- [TO DO]:
Using the listing below, select the lines with the word "JSON" and copy them.

(Figure record extracts)
▶
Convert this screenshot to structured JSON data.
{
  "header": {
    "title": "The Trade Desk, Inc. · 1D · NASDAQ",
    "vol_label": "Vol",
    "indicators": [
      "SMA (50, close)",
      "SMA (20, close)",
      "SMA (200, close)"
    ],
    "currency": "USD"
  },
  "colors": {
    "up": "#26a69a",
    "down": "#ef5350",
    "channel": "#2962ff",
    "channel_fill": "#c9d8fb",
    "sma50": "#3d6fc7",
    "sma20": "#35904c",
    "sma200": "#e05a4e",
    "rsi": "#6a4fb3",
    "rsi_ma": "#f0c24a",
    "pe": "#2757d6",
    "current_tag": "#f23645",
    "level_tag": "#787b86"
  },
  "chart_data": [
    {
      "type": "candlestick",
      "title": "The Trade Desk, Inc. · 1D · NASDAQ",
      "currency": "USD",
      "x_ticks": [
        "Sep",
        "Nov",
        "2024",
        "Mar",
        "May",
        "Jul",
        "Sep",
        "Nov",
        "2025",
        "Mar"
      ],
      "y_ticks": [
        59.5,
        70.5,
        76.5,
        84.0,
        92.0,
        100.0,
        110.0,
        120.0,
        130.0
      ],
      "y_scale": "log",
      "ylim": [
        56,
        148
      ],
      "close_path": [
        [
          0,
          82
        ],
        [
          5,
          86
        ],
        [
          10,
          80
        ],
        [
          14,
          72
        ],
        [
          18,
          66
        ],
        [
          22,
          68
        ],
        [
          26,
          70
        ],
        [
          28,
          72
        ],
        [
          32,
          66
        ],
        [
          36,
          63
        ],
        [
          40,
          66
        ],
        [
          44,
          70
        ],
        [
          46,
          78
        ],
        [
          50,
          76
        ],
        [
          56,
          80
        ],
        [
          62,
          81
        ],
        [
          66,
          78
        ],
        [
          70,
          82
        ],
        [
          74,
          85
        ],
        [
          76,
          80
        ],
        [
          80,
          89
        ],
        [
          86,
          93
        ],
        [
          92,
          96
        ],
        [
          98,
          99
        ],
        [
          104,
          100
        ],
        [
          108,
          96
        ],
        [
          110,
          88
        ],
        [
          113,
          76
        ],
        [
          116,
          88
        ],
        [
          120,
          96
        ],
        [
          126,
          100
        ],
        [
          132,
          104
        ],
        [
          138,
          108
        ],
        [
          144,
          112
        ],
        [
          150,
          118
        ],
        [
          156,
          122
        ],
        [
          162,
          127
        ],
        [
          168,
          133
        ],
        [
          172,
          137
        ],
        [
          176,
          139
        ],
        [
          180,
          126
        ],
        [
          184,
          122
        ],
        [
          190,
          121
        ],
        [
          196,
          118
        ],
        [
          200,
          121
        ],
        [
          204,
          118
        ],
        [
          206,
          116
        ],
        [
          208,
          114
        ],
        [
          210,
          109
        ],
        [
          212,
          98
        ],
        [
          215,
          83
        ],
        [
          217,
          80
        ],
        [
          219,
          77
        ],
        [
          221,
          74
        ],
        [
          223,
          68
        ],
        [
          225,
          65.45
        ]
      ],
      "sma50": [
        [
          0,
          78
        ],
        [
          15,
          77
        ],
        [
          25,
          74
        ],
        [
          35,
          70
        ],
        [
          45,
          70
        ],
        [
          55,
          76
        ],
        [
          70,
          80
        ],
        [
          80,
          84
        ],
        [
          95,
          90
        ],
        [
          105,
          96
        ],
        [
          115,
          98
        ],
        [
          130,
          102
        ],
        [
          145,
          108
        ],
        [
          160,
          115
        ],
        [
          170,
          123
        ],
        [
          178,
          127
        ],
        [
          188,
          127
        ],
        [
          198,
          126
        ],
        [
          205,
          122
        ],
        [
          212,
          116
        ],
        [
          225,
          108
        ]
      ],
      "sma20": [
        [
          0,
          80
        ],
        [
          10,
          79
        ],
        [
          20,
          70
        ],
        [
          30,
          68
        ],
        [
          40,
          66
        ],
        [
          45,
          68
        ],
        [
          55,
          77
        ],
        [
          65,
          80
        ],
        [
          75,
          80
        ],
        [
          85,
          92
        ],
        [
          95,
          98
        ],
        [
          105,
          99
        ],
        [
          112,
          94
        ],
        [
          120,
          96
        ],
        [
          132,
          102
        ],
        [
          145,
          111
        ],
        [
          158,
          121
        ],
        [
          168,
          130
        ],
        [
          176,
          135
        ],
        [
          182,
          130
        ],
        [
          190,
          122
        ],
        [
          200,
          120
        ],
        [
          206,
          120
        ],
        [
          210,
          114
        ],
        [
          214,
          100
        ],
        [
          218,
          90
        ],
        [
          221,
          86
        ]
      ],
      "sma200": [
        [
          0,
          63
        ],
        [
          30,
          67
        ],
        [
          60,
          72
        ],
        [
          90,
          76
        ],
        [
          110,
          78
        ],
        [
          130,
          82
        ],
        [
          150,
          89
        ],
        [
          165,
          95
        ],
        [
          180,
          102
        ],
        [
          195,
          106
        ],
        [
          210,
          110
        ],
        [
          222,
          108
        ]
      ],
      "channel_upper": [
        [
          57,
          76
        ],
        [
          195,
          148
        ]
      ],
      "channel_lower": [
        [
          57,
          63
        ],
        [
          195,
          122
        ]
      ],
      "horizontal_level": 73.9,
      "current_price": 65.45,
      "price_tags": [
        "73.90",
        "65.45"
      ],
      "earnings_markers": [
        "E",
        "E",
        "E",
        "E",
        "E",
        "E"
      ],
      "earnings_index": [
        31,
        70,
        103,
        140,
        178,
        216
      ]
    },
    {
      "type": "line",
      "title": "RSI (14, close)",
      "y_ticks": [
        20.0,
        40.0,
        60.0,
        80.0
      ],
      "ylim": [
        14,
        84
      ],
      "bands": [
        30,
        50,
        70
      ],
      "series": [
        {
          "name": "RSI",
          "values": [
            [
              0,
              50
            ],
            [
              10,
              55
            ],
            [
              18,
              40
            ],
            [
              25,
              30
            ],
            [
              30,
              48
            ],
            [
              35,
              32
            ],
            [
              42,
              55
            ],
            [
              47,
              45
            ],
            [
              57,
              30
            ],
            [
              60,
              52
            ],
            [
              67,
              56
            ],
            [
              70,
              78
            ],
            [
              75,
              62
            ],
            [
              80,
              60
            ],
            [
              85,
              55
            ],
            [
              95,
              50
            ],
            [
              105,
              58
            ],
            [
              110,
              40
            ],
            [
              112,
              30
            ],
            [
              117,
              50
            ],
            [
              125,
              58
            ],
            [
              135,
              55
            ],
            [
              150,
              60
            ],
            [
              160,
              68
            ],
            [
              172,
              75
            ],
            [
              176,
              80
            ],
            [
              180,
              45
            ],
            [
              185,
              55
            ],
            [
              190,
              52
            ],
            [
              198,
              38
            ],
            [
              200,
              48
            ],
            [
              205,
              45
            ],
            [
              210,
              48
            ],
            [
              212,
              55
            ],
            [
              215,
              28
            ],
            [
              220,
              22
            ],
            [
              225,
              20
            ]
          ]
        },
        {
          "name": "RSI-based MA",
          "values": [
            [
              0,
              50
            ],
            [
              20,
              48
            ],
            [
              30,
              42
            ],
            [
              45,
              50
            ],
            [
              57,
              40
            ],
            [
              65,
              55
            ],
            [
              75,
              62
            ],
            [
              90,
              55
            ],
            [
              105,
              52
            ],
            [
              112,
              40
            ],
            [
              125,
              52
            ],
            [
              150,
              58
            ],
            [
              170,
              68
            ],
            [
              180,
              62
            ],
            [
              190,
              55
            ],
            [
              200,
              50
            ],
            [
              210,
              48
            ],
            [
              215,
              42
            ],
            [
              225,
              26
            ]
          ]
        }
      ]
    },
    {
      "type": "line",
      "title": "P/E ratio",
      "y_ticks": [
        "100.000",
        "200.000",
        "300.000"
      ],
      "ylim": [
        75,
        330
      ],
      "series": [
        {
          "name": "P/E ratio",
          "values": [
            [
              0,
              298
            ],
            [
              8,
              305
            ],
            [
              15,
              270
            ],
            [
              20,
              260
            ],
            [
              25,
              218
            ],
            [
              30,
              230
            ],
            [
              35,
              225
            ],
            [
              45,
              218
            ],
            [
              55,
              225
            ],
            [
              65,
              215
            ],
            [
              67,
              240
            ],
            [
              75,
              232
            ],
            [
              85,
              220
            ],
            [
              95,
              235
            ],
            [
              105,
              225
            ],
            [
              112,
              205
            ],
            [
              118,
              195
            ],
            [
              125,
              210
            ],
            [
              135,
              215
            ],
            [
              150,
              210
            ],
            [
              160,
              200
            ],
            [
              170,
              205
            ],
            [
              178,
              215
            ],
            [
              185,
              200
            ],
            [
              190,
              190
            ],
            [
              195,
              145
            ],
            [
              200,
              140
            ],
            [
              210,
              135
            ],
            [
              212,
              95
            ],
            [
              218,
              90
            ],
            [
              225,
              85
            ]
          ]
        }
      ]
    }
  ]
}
◀
▶
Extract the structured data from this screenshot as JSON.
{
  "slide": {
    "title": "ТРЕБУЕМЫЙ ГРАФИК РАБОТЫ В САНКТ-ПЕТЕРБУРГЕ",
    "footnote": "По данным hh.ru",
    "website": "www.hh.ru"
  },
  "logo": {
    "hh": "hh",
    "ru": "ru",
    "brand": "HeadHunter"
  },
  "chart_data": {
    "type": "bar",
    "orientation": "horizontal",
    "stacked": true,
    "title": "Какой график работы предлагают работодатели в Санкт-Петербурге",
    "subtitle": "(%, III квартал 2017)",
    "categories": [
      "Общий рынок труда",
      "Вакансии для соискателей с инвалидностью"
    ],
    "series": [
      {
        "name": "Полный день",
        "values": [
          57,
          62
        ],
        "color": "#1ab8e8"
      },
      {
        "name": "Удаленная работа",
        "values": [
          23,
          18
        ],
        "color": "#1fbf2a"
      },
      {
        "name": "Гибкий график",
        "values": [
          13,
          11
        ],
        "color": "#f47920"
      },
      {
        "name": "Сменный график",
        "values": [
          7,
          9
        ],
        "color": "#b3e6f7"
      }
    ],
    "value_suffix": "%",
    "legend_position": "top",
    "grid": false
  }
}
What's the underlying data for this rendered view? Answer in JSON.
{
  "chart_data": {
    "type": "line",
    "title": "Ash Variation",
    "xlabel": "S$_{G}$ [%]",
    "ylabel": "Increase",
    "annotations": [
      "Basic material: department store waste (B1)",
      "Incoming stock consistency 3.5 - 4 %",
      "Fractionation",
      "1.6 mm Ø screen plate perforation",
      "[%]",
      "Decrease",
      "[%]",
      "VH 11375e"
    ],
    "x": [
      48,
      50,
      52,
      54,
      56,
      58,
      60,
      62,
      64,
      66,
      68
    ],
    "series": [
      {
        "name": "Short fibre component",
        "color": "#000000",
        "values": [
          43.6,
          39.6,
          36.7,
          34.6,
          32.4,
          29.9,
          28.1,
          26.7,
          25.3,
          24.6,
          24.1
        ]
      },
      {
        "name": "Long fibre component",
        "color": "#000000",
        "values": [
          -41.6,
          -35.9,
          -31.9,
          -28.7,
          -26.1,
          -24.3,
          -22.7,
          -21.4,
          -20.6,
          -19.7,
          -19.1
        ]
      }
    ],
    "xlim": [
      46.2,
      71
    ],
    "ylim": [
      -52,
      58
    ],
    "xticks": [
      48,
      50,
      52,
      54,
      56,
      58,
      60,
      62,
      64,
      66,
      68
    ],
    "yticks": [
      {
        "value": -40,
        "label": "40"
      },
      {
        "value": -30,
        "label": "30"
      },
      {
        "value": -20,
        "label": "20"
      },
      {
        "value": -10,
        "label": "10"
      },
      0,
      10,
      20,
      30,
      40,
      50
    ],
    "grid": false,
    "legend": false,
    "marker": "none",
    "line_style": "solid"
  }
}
◀
- [TASK RESULT]:
Convert this screenshot to structured JSON data.
Extract the structured data from this screenshot as JSON.
What's the underlying data for this rendered view? Answer in JSON.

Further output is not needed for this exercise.